• Stated task: Track down the lines that contain "during" and copy them.

• Extracted records:
++++
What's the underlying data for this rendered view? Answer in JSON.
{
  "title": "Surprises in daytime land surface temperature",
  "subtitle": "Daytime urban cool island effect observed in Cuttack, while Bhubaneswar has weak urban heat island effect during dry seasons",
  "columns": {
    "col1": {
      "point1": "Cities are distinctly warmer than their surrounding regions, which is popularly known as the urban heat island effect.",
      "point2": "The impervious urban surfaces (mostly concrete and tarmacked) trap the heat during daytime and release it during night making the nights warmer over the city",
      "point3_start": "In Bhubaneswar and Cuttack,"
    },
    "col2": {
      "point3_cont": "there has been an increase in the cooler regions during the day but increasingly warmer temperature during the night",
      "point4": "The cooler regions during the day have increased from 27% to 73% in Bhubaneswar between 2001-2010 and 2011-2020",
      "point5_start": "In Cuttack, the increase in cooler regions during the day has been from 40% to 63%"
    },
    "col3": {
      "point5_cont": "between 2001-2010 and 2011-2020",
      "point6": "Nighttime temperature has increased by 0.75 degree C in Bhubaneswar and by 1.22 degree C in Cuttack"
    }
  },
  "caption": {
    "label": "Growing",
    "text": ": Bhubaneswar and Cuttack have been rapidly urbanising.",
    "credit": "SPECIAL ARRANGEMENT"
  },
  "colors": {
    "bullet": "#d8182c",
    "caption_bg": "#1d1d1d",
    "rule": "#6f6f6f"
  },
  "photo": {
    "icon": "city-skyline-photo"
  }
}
++++
• Result:
  "subtitle": "Daytime urban cool island effect observed in Cuttack, while Bhubaneswar has weak urban heat island effect during dry seasons",
      "point2": "The impervious urban surfaces (mostly concrete and tarmacked) trap the heat during daytime and release it during night making the nights warmer over the city",
      "point3_cont": "there has been an increase in the cooler regions during the day but increasingly warmer temperature during the night",
      "point4": "The cooler regions during the day have increased from 27% to 73% in Bhubaneswar between 2001-2010 and 2011-2020",
      "point5_start": "In Cuttack, the increase in cooler regions during the day has been from 40% to 63%"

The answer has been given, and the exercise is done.